# LISTED ENTRIES start
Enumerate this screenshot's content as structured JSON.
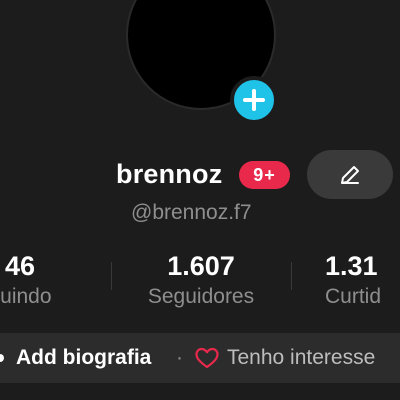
{
  "profile": {
    "username": "brennoz",
    "handle": "@brennoz.f7",
    "notification_badge": "9+"
  },
  "stats": [
    {
      "value": "46",
      "label": "Seguindo"
    },
    {
      "value": "1.607",
      "label": "Seguidores"
    },
    {
      "value": "1.31",
      "label": "Curtidas"
    }
  ],
  "visible_stats": {
    "left_value": "46",
    "left_label": "guindo",
    "mid_value": "1.607",
    "mid_label": "Seguidores",
    "right_value": "1.31",
    "right_label": "Curtid"
  },
  "bio_bar": {
    "add_bio_label": "Add biografia",
    "separator": "·",
    "interests_label": "Tenho interesse"
  },
  "icons": {
    "add_avatar": "plus-icon",
    "edit": "pencil-icon",
    "interests": "heart-icon"
  },
  "colors": {
    "background": "#1c1c1c",
    "badge": "#e9294b",
    "add_button": "#20c3e8",
    "muted_text": "#8e8e8e"
  }
}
# LISTED ENTRIES end
In the entries above, identify every line with the word "brennoz". Copy those lines.

    "username": "brennoz",
    "handle": "@brennoz.f7",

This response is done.